───── Records ─────
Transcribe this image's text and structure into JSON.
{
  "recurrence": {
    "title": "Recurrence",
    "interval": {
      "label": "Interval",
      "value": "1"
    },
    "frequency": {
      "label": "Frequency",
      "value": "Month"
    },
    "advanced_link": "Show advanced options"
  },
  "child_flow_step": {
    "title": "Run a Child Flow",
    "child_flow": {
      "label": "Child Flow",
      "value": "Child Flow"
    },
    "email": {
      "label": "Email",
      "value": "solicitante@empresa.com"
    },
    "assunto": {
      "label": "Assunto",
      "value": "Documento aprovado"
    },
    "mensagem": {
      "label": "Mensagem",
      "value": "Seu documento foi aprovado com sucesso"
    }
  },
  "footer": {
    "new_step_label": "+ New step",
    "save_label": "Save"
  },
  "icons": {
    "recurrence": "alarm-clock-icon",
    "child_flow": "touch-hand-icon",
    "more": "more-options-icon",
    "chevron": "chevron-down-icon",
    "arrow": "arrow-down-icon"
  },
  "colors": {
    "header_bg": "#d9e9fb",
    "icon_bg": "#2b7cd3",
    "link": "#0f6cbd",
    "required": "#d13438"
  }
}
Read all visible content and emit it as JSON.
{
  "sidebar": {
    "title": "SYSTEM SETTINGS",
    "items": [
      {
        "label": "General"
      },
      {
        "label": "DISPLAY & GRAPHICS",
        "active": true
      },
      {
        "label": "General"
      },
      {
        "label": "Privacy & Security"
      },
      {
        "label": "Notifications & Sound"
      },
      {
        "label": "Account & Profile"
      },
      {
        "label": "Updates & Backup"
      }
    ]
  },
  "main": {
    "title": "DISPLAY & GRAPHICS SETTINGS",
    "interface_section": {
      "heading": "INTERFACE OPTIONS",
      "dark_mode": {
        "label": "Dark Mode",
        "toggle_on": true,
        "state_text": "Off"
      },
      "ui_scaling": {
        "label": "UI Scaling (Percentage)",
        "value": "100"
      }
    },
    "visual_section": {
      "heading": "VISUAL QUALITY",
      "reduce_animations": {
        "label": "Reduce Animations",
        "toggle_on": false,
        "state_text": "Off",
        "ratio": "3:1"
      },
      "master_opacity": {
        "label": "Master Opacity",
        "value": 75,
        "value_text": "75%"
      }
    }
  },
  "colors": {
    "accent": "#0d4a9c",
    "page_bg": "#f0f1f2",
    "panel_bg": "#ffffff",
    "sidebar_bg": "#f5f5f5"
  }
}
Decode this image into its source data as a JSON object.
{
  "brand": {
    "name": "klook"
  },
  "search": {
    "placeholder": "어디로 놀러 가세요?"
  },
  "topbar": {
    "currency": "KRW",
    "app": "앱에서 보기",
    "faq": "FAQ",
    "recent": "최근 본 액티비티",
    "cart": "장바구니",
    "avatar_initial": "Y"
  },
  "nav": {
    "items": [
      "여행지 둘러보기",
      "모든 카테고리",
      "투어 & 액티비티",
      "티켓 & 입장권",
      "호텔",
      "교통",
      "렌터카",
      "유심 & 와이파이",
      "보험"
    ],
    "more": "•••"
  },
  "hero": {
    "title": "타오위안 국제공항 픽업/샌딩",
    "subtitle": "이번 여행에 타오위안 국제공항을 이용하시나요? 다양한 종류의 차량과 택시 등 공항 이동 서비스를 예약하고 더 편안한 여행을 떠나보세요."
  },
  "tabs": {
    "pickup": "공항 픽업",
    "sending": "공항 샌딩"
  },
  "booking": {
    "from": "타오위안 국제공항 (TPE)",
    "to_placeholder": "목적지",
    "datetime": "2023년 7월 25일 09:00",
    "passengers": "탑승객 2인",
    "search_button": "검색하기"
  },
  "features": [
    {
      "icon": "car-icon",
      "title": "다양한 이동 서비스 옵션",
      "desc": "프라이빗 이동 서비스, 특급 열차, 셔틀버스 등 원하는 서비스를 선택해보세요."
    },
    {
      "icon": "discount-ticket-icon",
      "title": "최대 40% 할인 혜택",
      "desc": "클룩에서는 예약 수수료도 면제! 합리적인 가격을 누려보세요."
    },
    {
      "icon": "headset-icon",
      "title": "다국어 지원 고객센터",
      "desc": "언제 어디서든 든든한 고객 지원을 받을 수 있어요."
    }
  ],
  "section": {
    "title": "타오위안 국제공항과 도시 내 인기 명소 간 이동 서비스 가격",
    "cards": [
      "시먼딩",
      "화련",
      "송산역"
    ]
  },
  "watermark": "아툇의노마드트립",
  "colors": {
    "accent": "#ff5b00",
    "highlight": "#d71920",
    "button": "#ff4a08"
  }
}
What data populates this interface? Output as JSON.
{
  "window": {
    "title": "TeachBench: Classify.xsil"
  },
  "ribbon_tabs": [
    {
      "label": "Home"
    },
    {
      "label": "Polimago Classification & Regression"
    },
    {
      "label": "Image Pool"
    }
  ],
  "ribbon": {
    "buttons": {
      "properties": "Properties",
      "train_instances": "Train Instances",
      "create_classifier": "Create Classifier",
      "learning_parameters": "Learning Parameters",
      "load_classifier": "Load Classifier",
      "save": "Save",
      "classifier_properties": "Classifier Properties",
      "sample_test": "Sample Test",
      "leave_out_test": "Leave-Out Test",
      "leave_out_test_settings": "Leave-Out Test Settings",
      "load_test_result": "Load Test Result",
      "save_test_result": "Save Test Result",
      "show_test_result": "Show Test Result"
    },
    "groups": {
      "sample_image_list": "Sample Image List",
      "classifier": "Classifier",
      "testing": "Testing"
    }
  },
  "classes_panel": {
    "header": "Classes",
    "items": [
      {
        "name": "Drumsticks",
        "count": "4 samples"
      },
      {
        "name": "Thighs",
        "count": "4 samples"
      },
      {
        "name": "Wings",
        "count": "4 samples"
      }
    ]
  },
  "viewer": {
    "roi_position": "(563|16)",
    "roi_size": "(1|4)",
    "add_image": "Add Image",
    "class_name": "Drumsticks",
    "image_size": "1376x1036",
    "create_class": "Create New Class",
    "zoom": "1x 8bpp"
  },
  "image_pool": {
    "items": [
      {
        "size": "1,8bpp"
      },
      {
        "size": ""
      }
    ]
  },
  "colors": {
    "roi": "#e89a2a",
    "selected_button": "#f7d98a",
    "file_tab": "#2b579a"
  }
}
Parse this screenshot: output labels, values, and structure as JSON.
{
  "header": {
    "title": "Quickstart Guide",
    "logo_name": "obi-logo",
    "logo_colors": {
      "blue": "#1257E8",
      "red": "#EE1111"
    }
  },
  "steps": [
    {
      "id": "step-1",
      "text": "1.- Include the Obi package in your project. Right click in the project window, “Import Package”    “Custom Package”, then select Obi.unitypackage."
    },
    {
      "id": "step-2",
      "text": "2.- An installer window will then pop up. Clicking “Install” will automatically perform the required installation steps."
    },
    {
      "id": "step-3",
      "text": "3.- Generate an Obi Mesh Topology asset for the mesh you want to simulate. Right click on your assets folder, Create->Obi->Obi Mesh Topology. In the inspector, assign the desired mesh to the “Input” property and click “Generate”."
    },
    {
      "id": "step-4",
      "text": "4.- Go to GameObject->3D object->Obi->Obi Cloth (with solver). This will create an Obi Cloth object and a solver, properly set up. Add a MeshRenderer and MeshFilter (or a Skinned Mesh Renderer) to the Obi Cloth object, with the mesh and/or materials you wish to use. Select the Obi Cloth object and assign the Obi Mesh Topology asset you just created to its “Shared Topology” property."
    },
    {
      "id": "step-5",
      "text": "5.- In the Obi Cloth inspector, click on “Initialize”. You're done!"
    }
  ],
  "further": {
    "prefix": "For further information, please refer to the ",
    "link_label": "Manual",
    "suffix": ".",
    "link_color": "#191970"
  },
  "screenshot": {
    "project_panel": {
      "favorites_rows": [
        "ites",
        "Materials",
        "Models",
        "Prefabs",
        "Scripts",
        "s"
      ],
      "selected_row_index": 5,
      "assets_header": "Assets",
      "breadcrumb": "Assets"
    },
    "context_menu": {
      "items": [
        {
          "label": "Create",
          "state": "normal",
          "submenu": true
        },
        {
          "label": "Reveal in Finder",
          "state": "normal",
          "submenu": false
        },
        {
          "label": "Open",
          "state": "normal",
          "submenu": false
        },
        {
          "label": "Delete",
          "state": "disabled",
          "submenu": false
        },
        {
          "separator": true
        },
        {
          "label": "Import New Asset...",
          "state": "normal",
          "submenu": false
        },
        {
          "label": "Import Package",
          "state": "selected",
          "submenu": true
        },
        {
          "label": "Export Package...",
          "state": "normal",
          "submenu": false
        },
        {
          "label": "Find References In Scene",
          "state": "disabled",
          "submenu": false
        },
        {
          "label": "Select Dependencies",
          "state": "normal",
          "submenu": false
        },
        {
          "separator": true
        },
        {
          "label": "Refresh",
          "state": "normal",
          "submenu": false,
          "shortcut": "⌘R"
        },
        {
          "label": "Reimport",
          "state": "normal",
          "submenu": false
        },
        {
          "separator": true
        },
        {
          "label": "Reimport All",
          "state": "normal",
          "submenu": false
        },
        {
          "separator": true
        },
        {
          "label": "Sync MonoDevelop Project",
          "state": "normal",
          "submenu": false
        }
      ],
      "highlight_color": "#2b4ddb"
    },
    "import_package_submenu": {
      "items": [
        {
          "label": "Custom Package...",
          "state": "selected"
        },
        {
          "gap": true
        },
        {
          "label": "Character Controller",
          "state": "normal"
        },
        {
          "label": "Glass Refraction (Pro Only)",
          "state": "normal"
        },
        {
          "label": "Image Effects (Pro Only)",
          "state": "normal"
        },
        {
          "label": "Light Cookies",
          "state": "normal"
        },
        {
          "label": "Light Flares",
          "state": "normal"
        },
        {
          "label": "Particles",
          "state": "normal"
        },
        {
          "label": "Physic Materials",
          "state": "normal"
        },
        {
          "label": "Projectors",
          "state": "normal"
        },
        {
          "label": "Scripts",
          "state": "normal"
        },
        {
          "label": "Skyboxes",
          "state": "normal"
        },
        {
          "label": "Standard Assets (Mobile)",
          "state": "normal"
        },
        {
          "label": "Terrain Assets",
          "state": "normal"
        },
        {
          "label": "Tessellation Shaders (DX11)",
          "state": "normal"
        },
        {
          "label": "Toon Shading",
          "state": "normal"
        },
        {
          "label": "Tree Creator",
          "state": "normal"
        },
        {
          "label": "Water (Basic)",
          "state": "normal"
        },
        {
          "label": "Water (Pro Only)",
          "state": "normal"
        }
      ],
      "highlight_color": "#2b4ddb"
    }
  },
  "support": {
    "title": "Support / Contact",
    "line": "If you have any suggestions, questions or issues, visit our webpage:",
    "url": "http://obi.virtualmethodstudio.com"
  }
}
─────
__What you should do__:
Find every line that has "aprovado" in it, then return those lines.

__Problem solution__:
      "value": "Documento aprovado"
      "value": "Seu documento foi aprovado com sucesso"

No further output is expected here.